> EJERCICIO:
Edita el fragmento del texto sobre Borges que va desde "En la presente" hasta "la finca terminada.", ambos incluidos, y sustituye "andamios" por "puntales".

> TEXTO DE REFERENCIA:
3/5/15

Juan José Arreola: [Borges] Escritor imposible *








El don verbal de Juan José Arreola es capaz de crear prosas orales en las que lucidez y capacidad inventiva encarnan con asombrosa naturalidad en la perfección formal. Ser interlocutor de Arreola es una tarea en extremo sencilla. Basta una sola pregunta, lo demás lo provee el gran narrador. Si se corre con más suerte, acaso se le puedan “intercalar algunos silencios”, como decía Jorge Luis Borges al referirse a su propia experiencia como interlocutor arreoliano. En más de un sentido Borges y Arreola son espíritus afines. Ambos son a un tiempo humoristas y moralistas; comparten deudas y gastos literarios; descreen del folclorismo, del color local y de los nacionalismos estrechos. Borges siempre se dijo admirador de la obra del mexicano, al grado de incluirlo en su Biblioteca Personal, donde Arreola es vecino de Quevedo, Shaw, De Quincey, Wilde, O’Neill, Schwob… Arreola, por su parte, ya no lee a Borges, pero no por otra cosa sino porque se lo sabe de memoria. 

En la presente entrevista, realizada en ocasión del décimo aniversario de la muerte del escritor argentino, Arreola hace un recorrido por el universo borgiano. Las escasas preguntas y los más escasos silencios que este interlocutor pudo intercalar al espléndido monólogo de Arreola hubieron de ser retirados sin ningún pesar, con la misma naturalidad con que se desmontan los andamios de la finca terminada. 
JJD 


Lo primero que me trae a la mente el nombre Borges es la fantasía dentro de los límites de lo posible. A él le debo muchas cosas, entre otras haber entendido que hay escritores posibles y escritores imposibles. La primera categoría es la que demuestra que alguien puede llegar a ser escritor por una serie de actos de la voluntad. Ésta es una especie que se hace prácticamente a mano, con tenacidad, estudio, disciplina y otros medios racionales a través de los cuales sin embargo es posible también, a veces, conseguir—sería más propio decir: merecer—uno que otro “ don de la noche”, para usar una expresión feliz del mismo Borges. 

Por el otro lado está el escritor imposible —la especie que a mí más me interesa —, el que con mucha frecuencia escribe a pesar de sí mismo; el que no es consciente de que en él habita la capacidad de transmitir lo inefable, eso que hasta antes de su advenimiento parecía indecible. Es quien mejor encarna al ángel de Mallarmé, aquel que viene a renovar y purificar el lenguaje de la tribu (“Donner un sens plus pur aux mots de la tribu”). Pienso en Rimbaud, en Baudelaire, en Kafka, en Poe, en el compañero Vallejo…, y en López Velarde y Juan Rulfo, para mencionar también a dos de los nuestros. El suyo es un caso parecido al milagro; nada más lejano a este tipo de escritor que el redactor voluntarioso, trabajador (probablemente correcto) que se impone la profesional tarea de publicar una novela cada año o el comprometido con la idea de terminar un libro de relatos para tal fecha o el que tiene la urgencia exterior de darle fin a una colección de poemas. Pero tampoco pretendo hacer una caricatura del escritor posible —aunque por desgracia esta caricatura se dé con tanta frecuencia en la realidad—, pues no son pocos los grandes autores que también honran este linaje: Goethe, Victor Hugo, Paul Valéry (quien negaba la existencia de la inspiración), nuestro Alfonso Reyes y tantos otros, Borges entre ellos.

Entradas de anotación espacial:
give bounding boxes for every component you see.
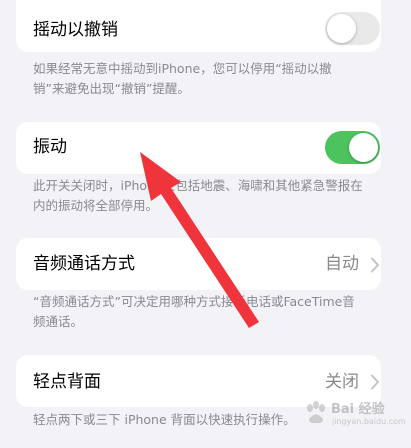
watermark-text: Bai 经验	[331, 402, 385, 417]
back-tap-value: 关闭	[325, 372, 359, 392]
vibration-toggle[interactable]	[325, 131, 380, 164]
watermark-subtext: jingyan.baidu.com	[332, 417, 406, 426]
chevron-right-icon	[371, 374, 379, 390]
back-tap-label: 轻点背面	[33, 372, 101, 392]
shake-to-undo-footnote: 如果经常无意中摇动到iPhone，您可以停用“摇动以撤销”来避免出现“撤销”提醒…	[33, 61, 332, 96]
chevron-right-icon	[371, 257, 379, 273]
baidu-paw-icon	[307, 401, 325, 424]
shake-to-undo-toggle[interactable]	[325, 12, 380, 45]
call-audio-routing-footnote: “音频通话方式”可决定用哪种方式接听电话或FaceTime音频通话。	[33, 294, 355, 329]
shake-to-undo-row[interactable]: 摇动以撤销	[16, 0, 381, 52]
call-audio-routing-label: 音频通话方式	[33, 254, 135, 274]
vibration-row[interactable]: 振动	[16, 122, 381, 174]
vibration-label: 振动	[33, 137, 67, 157]
toggle-knob	[327, 14, 356, 43]
shake-to-undo-label: 摇动以撤销	[33, 20, 118, 40]
baidu-jingyan-watermark: Bai 经验 jingyan.baidu.com	[300, 394, 408, 434]
vibration-footnote: 此开关关闭时，iPhone上包括地震、海啸和其他紧急警报在内的振动将全部停用。	[33, 178, 363, 213]
call-audio-routing-row[interactable]: 音频通话方式 自动	[16, 238, 381, 290]
call-audio-routing-value: 自动	[325, 254, 359, 274]
toggle-knob	[349, 133, 378, 162]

> RESPUESTA:
En la presente entrevista, realizada en ocasión del décimo aniversario de la muerte del escritor argentino, Arreola hace un recorrido por el universo borgiano. Las escasas preguntas y los más escasos silencios que este interlocutor pudo intercalar al espléndido monólogo de Arreola hubieron de ser retirados sin ningún pesar, con la misma naturalidad con que se desmontan los puntales de la finca terminada.